At the end of a 150-page chapter on Don Carlos, examining the five versions through which the opera passed in Verdi's lifetime (to say nothing of the various permutations between them that have since been adopted by editors and conductors), Julian Budden, in The Operas of Verdi (Cassell: 1973), asks which is the ideal form in which to present the work but concludes 'Alas, there can be no simple answer.'
On the stage, Claudio Abbado agrees, any dramatically cogent solution to the problem must involve omitting some fine music (there are, for example, two alternative versions of the opera's opening scene, and two of the Act 5 finale) and, probably, a very long evening in the theatre as well, as the composer acknowledged by permitting the 1884 Milan version of the score, which removed the First Act – the Fontainebleau scene – entirely. 'It is very difficult. When I conducted Don Carlos at La Scala in the 1968-9 season, we used the final five-act version, the Modena version of 1886, but in the 1976-7 season I added the long introductory scene that Verdi cut before the first performance in Paris and the duet and ensemble at the end of Act 4, after the death of Posa, which he replaced with a much shorter finale in 1884. You know, even the four-act version is quite a long opera (though how can it be 'long' if it is good?), but it is all such beautiful music that audiencies should have the opportunity of hearing it. On a recording we can have what I think is the best solution: we are using the Modena score, complete, together with an appendix of music from the Paris version that Verdi cut out or replaced: that opening scene, for example, the end of Act 4 (we know part of that already: Verdi re-used it in the Requiem), the duet in Act 3 where Elisabeth and Eboli exchange dresses, and the whole of the ballet music. And we are recording the opera in French.' (But why with mainly Italian principals? a mild question by way of reply: 'Just think: are there any good French singers?') 'Verdi wrote it in French, his music always comes from the words, the sound of the words, and the Italian translation is awkward – Verdi himself wasn't happy with it. Of course some of the music we're recording was never translated at all; also sometimes the music has been changed for the Italian words - little things, yes, but they really don't follow the line of the music.'
The preservation of the whole of the Fontainebleau act, Abbado feels, is important both dramatically and musically. 'It is a great act, and you need it to understand the drama. Without it Don Carlos and Elisabeth are no longer the principal characters: King Philip, Posa and Eboli all have more music than they do. Like the St Basil Cathedral scene in Boris Godunov it also confronts the royal characters with the people. And then think of the appoggiatura that Verdi uses throughout the opera, whenever there is sadness, whenever there is loneliness, like Philip's monologue in Act 4 - in the full version of Act 1 the whole work begins with that appoggiatura, low in the strings. It's part of the characteristic sound of Don Carlos, together with those bass voices - Philip, the Grand Inquisitor, the Monk - and Verdi's use of low strings, contrabassoon and so on: it's a very deep opera.'
Although at La Scala Abbado has tried inserting music from the Paris version into the 1886 score he has not so far performed it there in French. 'The great difficulty is for the chorus to learn it in French. The soloists have more time to do this, and besides, Ruggero Raimondi, our King Philip, lives in Monte-Carlo and speaks very good French, so does Lucia Valentini Terrani, who's singing Eboli, and for the other singers we have a French coach, Janine Reiss.' (She, incidentally, has her own music-stand on the platform in the recording studio with the soloists, and is kept very busy advising on those so un-Italian vowel-sounds and persuading the chorus not to abandon the French 'heureux' in favour of something much closer to 'ere' the moment they turn their backs on her - which they do frequently while recording the Fontainebleau act, in order to give a suggestion of distance.) Abbado stoutly denies that Italian singers think French is bad for their bel canto, but don't they really mind all those eu, an, en sounds? 'Oh, maybe they mind...'
Meanwhile Katia Ricciarelli, singing the role of Elisabeth, stares fixedly at Janine Reiss (who mouths silently back at her) in a fierce attempt to remember that in French the name of the tenor hero she is so passionately addressing ends in 's' (Carlos, not Carlo, and the accentuation is different, too), and a comprimario singer, announcing 'Le Grand Inquisiteurrrrr' with a flamboyantly rolled 'r', is derisively echoed by a concerted trill from the brass section. 'Italian orchestras,' says Abbado, choosing his words with care, 'don't normally have great discipline, but this one has great concentration: when it comes to a take, they give.' In fact when I arrived, by mistake, half-an-hour early for a session, most of the orchestra (a conspicuously young orchestra, by the way; some of them recruited from Abbado's European Community Youth Orchestra) was already there and practising.

== Entries provided ==
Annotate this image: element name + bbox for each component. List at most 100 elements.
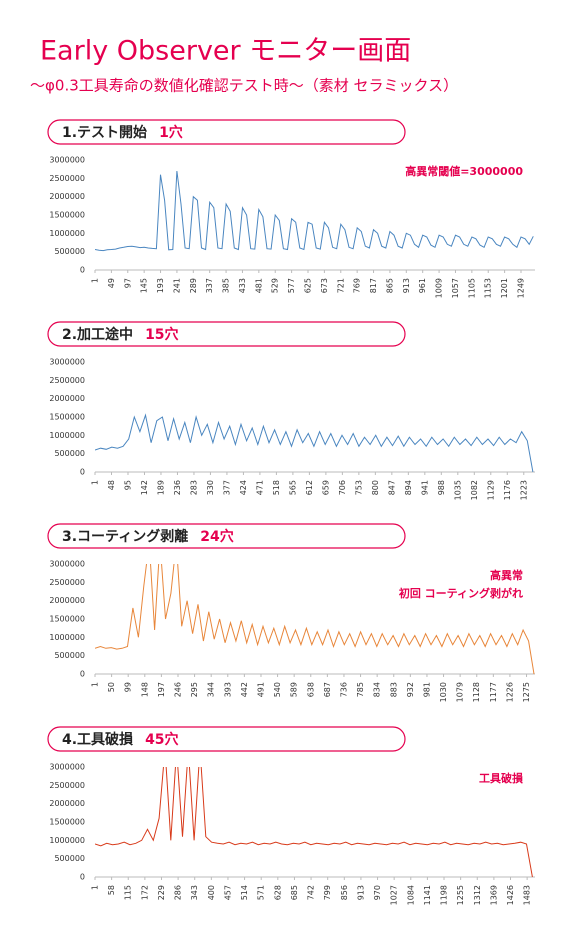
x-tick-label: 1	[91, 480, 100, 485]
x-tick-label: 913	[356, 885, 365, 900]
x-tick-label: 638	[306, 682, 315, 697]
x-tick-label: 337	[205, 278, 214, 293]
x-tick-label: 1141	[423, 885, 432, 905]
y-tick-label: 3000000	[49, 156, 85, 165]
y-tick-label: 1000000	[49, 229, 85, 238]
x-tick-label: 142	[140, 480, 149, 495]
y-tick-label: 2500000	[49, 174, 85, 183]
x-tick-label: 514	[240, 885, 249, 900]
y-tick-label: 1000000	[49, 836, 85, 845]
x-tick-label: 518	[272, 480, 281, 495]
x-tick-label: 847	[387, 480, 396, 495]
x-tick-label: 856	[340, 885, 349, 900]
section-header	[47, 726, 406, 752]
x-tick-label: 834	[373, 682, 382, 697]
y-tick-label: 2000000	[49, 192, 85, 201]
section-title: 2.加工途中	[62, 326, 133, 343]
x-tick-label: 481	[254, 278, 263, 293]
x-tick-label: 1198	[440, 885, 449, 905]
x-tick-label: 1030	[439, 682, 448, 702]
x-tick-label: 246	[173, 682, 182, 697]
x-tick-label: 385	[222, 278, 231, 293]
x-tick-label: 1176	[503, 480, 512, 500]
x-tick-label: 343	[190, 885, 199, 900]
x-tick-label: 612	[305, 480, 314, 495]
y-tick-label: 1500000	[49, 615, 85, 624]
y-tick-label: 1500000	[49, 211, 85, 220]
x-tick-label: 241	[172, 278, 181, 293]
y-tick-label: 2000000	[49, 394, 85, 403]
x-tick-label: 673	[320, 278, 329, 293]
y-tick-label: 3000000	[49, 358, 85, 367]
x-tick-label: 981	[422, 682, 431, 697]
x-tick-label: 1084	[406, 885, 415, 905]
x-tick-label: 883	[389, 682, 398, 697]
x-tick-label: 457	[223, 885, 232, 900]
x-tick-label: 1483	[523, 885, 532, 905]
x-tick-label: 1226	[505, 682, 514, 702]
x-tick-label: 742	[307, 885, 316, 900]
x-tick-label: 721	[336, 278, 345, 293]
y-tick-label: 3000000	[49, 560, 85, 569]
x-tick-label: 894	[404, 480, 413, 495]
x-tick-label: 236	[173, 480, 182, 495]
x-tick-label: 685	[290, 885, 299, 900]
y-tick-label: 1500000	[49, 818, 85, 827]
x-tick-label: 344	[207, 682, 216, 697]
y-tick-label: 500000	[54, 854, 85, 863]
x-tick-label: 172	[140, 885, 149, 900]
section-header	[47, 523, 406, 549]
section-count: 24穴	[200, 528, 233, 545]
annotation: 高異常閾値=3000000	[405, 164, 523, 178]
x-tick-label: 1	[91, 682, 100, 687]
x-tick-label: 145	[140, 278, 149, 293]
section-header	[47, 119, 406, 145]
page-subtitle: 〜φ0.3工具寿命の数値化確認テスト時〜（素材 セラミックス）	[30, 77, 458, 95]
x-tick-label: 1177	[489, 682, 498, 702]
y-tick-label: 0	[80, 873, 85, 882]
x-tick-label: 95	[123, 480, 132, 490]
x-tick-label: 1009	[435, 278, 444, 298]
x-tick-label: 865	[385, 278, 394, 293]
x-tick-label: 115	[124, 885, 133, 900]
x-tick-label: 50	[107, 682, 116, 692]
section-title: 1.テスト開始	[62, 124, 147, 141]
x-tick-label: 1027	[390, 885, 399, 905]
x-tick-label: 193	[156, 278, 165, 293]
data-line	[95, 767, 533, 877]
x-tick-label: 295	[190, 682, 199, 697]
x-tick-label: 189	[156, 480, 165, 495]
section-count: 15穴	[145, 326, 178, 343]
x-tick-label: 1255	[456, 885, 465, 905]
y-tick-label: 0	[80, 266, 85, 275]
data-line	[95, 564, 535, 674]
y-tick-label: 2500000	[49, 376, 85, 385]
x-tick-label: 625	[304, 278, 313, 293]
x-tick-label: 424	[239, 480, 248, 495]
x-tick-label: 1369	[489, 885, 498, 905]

== Description of the task ==
In the text about the Don Carlos recording, list the bass voices that Abbado names as part of the opera's characteristic sound. None of the items is needed for this.

== Solution for this task ==
Philip, the Grand Inquisitor, the Monk